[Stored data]
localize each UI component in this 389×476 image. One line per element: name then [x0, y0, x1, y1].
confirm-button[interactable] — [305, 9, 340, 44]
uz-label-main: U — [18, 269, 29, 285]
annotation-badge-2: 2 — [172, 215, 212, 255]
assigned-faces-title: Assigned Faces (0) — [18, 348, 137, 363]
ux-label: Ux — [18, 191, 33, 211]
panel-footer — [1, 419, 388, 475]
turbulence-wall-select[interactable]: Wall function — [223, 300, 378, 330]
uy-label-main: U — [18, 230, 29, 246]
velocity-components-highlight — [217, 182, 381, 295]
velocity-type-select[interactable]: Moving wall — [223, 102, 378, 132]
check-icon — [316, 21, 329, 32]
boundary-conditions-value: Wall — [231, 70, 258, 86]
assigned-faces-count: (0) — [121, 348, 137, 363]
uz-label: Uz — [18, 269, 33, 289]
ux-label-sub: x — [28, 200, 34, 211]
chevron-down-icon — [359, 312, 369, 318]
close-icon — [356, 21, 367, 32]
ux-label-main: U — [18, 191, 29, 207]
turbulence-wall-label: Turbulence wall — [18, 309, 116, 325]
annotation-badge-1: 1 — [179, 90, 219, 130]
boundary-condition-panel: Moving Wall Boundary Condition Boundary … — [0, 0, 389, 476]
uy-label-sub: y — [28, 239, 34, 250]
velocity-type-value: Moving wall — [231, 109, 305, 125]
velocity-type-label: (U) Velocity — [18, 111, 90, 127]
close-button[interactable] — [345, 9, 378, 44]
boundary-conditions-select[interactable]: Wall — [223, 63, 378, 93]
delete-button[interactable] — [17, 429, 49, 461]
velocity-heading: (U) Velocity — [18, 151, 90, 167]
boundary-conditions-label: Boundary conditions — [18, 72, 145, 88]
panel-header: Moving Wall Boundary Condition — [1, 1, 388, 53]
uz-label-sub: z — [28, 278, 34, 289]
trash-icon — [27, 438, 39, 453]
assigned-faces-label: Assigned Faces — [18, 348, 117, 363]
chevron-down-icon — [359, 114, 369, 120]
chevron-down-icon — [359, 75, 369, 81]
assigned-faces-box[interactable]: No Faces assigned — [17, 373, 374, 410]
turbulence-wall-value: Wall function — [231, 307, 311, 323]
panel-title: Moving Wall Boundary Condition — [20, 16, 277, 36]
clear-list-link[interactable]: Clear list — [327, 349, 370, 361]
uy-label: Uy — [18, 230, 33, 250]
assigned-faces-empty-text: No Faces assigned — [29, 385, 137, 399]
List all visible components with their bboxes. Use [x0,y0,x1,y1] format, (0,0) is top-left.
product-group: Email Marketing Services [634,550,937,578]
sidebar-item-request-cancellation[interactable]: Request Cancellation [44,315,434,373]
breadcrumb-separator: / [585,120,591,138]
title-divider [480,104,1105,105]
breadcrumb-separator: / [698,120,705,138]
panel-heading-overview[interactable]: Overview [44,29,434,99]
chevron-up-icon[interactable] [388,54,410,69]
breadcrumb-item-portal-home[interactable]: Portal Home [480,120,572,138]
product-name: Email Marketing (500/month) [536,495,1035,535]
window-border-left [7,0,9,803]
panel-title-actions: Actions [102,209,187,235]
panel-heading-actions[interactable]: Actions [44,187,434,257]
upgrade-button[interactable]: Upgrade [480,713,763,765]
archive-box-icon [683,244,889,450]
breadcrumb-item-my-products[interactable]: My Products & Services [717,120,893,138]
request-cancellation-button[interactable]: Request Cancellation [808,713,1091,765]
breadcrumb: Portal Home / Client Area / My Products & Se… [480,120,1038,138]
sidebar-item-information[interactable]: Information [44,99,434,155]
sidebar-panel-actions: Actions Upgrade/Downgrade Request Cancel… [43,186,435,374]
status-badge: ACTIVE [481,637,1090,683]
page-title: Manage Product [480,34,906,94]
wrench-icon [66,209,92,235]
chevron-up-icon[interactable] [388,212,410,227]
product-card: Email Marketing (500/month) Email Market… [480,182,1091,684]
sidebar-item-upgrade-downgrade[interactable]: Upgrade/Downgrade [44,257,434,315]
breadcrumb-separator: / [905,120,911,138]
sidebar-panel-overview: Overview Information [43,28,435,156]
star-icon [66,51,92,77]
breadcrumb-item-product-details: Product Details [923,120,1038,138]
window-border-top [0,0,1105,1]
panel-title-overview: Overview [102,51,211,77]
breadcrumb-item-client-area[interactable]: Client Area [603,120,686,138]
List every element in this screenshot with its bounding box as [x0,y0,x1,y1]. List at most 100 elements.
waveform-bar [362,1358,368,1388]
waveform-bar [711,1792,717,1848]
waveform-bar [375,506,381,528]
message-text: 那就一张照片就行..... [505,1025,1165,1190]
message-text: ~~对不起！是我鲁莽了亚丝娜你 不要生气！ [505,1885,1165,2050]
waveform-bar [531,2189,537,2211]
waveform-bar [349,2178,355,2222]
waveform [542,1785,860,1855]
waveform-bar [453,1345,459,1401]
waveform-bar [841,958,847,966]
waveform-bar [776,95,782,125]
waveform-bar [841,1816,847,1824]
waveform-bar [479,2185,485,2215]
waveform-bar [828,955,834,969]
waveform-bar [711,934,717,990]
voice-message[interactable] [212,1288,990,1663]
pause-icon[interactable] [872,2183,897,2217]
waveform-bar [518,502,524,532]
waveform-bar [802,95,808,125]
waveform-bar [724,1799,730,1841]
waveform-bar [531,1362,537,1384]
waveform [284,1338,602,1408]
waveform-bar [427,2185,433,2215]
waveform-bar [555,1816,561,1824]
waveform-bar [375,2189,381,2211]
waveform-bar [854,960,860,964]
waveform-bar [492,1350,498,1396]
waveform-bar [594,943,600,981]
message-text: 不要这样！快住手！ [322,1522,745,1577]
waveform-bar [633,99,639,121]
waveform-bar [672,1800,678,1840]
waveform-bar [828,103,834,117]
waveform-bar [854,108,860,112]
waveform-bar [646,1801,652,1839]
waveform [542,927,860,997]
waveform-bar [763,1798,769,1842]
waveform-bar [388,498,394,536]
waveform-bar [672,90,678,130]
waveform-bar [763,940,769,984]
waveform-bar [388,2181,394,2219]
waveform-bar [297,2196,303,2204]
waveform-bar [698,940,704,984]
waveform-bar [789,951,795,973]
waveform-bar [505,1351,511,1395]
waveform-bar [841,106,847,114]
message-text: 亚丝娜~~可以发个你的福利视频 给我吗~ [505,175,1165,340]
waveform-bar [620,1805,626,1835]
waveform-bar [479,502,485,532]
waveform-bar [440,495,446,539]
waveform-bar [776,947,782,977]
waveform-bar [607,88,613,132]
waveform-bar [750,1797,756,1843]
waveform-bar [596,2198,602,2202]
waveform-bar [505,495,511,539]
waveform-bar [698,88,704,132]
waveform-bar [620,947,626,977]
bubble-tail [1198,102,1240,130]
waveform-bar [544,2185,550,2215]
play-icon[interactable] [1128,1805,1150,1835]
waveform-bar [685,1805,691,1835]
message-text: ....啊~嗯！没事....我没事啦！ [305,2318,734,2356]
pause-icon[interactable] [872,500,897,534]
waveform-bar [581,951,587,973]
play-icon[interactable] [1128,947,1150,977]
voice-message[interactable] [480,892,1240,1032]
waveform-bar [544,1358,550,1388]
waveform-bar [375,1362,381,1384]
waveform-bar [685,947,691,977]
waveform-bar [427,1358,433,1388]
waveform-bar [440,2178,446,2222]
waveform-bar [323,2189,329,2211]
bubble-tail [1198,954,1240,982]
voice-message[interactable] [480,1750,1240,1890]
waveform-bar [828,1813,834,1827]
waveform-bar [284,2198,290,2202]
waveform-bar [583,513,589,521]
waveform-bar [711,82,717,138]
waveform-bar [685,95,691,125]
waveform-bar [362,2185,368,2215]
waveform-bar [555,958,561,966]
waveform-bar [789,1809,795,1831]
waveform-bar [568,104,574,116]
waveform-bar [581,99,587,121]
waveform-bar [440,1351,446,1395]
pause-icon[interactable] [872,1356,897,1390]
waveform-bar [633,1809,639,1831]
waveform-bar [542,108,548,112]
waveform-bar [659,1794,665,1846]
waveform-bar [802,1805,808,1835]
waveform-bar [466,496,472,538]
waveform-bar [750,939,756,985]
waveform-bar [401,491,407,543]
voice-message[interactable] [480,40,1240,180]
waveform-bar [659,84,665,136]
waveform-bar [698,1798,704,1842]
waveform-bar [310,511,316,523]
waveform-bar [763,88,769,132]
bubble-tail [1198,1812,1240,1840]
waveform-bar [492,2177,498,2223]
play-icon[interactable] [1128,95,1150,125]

Job: Copy the listing from its start through the line containing "check-icon — [316, 21, 329, 32]", changing "Wall function" to "Slip wall" and keeping everything else the same.

The output:
localize each UI component in this 389×476 image. One line per element: name then [x0, y0, x1, y1].
confirm-button[interactable] — [305, 9, 340, 44]
uz-label-main: U — [18, 269, 29, 285]
annotation-badge-2: 2 — [172, 215, 212, 255]
assigned-faces-title: Assigned Faces (0) — [18, 348, 137, 363]
ux-label: Ux — [18, 191, 33, 211]
panel-footer — [1, 419, 388, 475]
turbulence-wall-select[interactable]: Slip wall — [223, 300, 378, 330]
uy-label-main: U — [18, 230, 29, 246]
velocity-components-highlight — [217, 182, 381, 295]
velocity-type-select[interactable]: Moving wall — [223, 102, 378, 132]
check-icon — [316, 21, 329, 32]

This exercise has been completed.